Short problem: Search the data for the word "signal". Reproduce every line where it is found.

Given data:
= = =
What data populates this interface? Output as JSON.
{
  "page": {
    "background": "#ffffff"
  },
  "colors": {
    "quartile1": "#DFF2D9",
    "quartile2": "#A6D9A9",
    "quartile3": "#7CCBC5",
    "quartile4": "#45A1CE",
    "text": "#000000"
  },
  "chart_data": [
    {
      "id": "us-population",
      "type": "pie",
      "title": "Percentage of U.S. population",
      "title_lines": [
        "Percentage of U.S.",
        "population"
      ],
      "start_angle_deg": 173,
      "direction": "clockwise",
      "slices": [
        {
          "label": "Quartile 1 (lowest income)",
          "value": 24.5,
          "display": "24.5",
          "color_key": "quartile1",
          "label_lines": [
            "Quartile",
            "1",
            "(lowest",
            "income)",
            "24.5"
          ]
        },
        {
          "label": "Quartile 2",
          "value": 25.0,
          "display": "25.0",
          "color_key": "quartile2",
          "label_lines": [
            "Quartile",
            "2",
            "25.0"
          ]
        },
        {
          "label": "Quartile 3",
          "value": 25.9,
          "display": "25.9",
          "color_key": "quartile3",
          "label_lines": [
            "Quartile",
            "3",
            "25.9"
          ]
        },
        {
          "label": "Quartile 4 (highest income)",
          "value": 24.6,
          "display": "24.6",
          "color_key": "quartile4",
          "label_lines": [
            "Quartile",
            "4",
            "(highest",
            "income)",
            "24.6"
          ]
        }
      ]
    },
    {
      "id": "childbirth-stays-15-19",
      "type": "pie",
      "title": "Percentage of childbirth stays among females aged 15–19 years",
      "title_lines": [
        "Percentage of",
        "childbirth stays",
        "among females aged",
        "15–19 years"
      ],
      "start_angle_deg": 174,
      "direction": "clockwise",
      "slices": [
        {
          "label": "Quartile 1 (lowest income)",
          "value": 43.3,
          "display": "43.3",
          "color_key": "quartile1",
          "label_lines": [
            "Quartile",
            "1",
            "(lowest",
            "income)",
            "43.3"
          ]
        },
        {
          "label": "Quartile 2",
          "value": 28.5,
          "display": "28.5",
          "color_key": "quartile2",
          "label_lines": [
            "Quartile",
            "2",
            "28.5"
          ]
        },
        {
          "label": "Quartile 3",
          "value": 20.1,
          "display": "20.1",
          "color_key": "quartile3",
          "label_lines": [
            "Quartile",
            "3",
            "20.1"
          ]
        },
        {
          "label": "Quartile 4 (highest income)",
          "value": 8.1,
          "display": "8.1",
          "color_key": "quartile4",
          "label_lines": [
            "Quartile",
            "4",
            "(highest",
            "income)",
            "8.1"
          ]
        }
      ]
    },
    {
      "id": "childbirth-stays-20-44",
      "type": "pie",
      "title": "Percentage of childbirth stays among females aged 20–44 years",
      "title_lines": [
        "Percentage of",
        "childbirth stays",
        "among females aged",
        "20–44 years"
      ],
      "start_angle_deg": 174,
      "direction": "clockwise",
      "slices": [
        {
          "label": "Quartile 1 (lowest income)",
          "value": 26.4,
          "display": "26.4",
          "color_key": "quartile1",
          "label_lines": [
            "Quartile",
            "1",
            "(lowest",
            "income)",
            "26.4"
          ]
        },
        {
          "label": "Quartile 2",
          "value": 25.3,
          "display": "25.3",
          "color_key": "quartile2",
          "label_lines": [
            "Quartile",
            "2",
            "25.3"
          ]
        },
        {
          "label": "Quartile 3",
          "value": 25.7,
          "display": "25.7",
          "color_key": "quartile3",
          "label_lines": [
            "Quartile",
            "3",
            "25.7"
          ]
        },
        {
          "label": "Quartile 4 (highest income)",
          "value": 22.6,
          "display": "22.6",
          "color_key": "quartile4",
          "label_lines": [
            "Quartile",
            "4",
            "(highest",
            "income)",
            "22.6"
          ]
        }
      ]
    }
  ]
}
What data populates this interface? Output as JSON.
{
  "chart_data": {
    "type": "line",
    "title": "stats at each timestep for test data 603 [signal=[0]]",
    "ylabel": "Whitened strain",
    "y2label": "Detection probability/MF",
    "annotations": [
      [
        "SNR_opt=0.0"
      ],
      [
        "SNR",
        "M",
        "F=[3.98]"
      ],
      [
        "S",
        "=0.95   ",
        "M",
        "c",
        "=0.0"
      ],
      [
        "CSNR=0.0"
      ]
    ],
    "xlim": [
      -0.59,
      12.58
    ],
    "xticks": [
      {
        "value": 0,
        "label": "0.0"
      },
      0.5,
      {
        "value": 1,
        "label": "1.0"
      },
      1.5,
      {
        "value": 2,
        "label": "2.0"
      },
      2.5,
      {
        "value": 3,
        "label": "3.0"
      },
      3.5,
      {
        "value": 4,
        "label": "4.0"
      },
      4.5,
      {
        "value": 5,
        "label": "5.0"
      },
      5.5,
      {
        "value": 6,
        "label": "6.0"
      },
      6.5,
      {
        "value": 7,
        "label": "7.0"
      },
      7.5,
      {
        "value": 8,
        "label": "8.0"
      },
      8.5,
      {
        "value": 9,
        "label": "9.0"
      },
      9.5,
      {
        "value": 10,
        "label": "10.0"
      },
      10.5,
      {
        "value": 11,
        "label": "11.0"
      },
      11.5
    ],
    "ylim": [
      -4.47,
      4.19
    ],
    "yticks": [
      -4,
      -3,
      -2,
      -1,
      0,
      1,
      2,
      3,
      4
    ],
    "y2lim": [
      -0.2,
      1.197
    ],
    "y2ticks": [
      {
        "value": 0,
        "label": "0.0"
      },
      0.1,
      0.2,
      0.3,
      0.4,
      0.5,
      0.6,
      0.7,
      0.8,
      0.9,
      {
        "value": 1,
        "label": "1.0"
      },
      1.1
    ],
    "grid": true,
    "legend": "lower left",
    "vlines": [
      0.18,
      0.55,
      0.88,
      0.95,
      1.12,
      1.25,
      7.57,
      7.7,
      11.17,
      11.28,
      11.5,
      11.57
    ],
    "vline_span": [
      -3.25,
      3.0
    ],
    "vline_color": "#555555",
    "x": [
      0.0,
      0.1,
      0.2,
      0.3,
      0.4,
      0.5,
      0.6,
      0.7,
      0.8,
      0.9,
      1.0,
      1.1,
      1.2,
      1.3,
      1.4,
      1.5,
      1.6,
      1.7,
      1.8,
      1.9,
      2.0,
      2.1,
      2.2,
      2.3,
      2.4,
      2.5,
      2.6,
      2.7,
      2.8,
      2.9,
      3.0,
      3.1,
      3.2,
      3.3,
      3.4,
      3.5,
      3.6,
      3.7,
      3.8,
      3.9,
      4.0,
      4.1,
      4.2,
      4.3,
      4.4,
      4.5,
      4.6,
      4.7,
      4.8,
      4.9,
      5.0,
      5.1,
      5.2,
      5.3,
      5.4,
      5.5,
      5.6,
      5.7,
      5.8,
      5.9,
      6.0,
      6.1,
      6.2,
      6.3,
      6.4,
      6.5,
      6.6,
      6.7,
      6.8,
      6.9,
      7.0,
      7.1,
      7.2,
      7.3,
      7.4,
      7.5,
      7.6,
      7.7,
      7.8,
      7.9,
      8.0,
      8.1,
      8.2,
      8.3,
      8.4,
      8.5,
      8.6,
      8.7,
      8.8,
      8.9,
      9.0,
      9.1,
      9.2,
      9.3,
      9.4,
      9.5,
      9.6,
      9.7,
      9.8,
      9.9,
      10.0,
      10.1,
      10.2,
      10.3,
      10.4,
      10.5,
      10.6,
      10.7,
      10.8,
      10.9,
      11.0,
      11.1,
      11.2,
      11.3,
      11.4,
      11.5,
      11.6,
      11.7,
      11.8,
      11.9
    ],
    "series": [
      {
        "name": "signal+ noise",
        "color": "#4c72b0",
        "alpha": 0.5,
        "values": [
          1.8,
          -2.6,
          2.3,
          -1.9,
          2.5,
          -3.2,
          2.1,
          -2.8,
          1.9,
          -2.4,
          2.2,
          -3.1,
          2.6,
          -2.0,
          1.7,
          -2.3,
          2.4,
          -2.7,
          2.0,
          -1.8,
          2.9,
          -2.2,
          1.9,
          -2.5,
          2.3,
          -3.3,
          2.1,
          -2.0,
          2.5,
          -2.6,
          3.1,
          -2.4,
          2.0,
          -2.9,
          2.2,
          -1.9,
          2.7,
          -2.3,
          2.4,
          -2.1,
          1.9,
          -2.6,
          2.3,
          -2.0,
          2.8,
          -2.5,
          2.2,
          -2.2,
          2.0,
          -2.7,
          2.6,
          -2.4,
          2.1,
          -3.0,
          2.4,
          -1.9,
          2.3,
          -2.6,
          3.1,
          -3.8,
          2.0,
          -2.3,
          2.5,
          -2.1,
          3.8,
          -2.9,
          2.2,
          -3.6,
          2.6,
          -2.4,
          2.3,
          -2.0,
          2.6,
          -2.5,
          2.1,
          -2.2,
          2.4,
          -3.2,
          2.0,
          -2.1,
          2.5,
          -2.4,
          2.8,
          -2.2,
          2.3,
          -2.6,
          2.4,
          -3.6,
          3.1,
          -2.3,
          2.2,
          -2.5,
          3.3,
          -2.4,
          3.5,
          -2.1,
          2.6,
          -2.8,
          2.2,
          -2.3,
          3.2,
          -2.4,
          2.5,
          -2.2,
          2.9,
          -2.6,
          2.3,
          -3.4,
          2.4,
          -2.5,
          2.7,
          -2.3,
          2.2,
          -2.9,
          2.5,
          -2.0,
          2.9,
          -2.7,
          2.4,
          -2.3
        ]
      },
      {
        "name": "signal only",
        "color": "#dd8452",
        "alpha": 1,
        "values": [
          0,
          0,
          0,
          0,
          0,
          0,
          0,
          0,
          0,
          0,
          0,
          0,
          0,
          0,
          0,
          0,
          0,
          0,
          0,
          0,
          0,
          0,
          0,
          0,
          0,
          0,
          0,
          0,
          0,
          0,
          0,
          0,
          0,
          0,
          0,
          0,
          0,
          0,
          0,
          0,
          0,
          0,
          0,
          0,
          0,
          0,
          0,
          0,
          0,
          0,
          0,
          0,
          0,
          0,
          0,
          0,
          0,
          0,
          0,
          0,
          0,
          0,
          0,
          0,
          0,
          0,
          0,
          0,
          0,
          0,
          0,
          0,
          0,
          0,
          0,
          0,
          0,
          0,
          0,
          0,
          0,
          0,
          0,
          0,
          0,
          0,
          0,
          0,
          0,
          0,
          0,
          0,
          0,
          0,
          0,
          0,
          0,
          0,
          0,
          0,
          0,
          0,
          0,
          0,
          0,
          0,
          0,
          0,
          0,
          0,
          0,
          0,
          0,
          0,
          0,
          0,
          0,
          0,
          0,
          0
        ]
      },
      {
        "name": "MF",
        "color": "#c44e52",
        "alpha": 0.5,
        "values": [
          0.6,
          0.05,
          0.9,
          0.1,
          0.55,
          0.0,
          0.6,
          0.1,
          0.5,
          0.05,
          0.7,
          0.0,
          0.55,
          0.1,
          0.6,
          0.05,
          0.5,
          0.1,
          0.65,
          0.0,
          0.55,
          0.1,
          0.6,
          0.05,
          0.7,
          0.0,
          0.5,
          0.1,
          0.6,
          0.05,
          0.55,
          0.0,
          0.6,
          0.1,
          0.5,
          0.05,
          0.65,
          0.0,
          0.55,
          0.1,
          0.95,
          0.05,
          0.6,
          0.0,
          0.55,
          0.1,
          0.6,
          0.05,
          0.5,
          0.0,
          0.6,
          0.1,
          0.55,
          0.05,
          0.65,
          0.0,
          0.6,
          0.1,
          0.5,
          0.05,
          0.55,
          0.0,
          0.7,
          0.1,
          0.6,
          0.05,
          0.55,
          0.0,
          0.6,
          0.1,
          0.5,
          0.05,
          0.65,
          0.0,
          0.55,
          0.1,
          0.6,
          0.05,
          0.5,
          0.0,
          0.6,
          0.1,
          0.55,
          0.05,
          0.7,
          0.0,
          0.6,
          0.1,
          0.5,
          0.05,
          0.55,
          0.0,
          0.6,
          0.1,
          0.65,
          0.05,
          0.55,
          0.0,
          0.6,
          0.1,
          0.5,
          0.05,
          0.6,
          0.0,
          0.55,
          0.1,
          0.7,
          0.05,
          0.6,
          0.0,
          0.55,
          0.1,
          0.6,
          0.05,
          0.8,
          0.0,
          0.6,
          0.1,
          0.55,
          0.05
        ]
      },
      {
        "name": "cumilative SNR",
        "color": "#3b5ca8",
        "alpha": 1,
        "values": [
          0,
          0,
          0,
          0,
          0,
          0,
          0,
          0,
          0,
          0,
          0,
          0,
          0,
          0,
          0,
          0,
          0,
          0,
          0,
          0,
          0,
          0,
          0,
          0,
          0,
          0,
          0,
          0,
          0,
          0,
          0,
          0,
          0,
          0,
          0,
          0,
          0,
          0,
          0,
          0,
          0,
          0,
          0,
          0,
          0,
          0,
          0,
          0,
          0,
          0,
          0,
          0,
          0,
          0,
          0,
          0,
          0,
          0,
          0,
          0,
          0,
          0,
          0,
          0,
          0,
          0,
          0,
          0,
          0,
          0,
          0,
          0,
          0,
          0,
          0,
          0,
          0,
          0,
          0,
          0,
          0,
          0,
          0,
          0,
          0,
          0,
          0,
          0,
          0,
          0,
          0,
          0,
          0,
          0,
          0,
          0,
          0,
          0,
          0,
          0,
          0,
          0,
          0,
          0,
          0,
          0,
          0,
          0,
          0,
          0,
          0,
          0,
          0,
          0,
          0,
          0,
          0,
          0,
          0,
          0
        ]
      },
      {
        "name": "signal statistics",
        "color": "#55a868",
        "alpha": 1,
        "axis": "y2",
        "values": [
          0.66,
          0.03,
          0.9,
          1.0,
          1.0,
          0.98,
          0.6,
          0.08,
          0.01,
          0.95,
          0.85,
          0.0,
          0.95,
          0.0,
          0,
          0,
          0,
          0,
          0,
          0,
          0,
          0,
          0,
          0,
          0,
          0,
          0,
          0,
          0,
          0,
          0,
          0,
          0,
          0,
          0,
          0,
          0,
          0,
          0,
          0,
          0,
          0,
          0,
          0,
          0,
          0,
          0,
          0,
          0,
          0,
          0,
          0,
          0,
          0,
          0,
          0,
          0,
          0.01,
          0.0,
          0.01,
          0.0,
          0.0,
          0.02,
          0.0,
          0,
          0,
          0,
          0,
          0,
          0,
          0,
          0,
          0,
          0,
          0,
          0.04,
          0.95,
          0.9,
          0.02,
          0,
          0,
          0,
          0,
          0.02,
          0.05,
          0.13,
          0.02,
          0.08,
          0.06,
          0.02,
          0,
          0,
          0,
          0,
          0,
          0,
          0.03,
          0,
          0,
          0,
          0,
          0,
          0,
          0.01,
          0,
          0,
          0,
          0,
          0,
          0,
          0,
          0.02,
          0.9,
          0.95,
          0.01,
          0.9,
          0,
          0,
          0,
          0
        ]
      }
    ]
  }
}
= = =
Correct result:
    "title": "stats at each timestep for test data 603 [signal=[0]]",
        "name": "signal+ noise",
        "name": "signal only",
        "name": "signal statistics",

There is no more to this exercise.